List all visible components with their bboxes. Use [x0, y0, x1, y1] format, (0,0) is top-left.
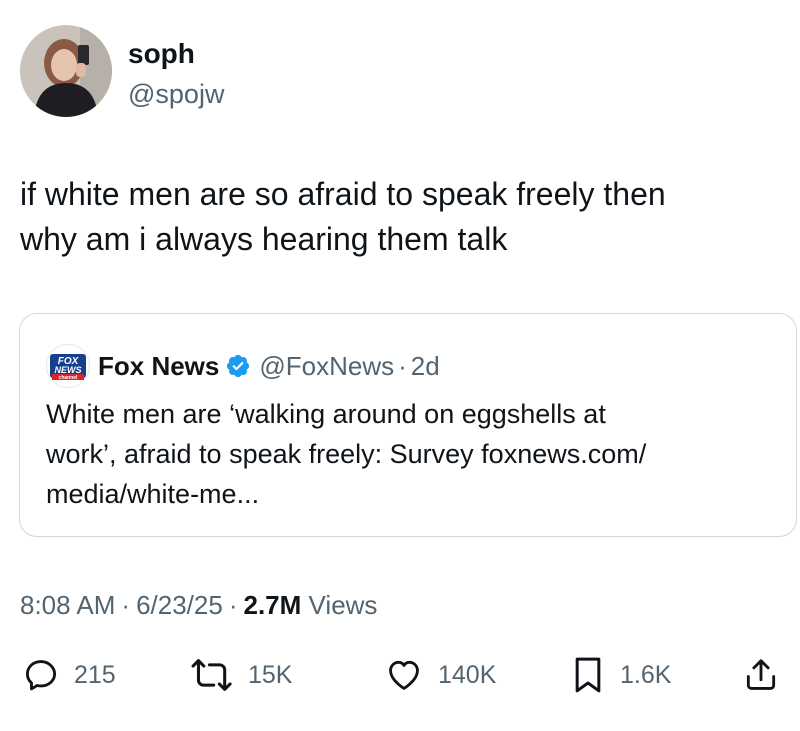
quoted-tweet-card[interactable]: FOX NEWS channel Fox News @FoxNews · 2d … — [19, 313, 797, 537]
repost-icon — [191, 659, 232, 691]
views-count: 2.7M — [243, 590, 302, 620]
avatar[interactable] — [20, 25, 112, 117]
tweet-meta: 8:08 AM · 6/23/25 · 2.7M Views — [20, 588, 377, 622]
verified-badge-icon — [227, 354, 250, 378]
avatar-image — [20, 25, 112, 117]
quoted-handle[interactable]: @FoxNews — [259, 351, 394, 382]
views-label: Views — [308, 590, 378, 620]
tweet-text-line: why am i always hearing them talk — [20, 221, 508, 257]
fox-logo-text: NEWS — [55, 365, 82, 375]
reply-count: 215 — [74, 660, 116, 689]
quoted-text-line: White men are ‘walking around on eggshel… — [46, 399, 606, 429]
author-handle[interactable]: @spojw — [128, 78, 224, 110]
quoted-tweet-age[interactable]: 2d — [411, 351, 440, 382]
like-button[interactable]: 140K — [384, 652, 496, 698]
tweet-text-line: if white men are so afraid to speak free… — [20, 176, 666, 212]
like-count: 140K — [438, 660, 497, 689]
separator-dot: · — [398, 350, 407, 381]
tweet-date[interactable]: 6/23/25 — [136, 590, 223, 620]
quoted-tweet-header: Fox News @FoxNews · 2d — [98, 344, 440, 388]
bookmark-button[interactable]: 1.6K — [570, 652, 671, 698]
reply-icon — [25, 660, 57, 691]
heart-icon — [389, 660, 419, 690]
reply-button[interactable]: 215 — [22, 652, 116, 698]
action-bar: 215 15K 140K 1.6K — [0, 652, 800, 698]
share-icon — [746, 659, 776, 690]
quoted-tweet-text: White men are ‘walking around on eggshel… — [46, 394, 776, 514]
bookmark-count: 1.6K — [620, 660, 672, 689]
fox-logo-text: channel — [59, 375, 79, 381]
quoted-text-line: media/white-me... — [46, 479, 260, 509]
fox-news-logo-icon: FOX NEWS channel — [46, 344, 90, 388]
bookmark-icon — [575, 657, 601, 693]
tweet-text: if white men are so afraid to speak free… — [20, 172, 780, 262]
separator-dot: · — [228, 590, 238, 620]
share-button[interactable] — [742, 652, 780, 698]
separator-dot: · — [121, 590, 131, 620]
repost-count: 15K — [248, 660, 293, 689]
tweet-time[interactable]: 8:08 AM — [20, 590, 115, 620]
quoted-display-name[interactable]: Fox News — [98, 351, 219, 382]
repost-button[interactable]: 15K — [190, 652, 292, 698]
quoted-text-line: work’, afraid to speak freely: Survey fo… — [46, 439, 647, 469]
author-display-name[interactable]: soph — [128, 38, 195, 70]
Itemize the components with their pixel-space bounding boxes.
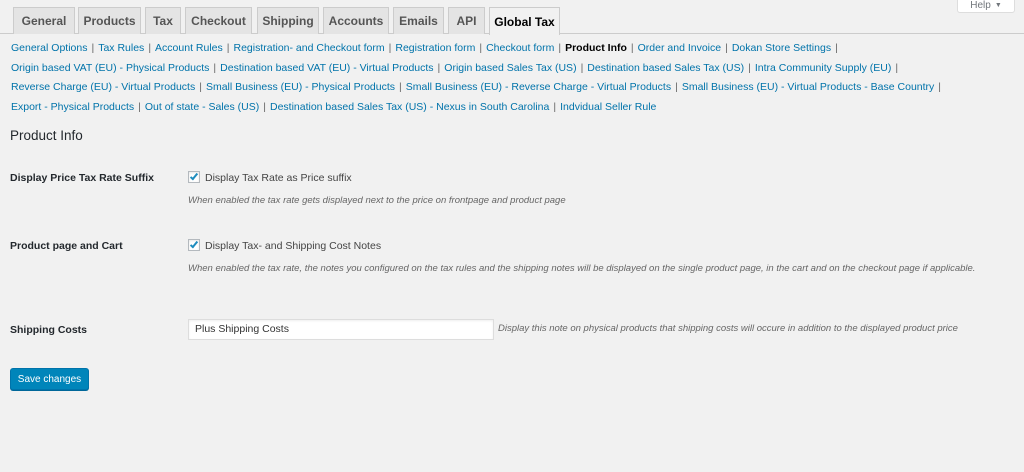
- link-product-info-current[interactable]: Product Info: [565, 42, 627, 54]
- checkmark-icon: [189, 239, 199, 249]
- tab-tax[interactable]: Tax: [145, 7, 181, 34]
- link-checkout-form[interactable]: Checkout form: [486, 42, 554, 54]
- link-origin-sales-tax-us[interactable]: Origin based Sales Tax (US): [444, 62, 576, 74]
☆ ☆ ☆ ☆
__Your instructions__:
Rewrite the lines of the records starting at the one that contains "quoted-tweet-card[interactable]: FOX NEWS" and ending at the one that contains "bookmark-button[interactable]: 1.6K —", changing "separator-dot" to "middle-dot" and leaving everything else the same.

__Problem solution__:
quoted-tweet-card[interactable]: FOX NEWS channel Fox News @FoxNews · 2d … — [19, 313, 797, 537]
repost-icon — [191, 659, 232, 691]
views-count: 2.7M — [243, 590, 302, 620]
avatar[interactable] — [20, 25, 112, 117]
tweet-meta: 8:08 AM · 6/23/25 · 2.7M Views — [20, 588, 377, 622]
verified-badge-icon — [227, 354, 250, 378]
avatar-image — [20, 25, 112, 117]
quoted-handle[interactable]: @FoxNews — [259, 351, 394, 382]
views-label: Views — [308, 590, 378, 620]
tweet-text-line: why am i always hearing them talk — [20, 221, 508, 257]
fox-logo-text: NEWS — [55, 365, 82, 375]
reply-count: 215 — [74, 660, 116, 689]
quoted-text-line: White men are ‘walking around on eggshel… — [46, 399, 606, 429]
author-handle[interactable]: @spojw — [128, 78, 224, 110]
quoted-tweet-age[interactable]: 2d — [411, 351, 440, 382]
like-button[interactable]: 140K — [384, 652, 496, 698]
tweet-text-line: if white men are so afraid to speak free… — [20, 176, 666, 212]
like-count: 140K — [438, 660, 497, 689]
middle-dot: · — [398, 350, 407, 381]
tweet-date[interactable]: 6/23/25 — [136, 590, 223, 620]
quoted-tweet-header: Fox News @FoxNews · 2d — [98, 344, 440, 388]
bookmark-button[interactable]: 1.6K — [570, 652, 671, 698]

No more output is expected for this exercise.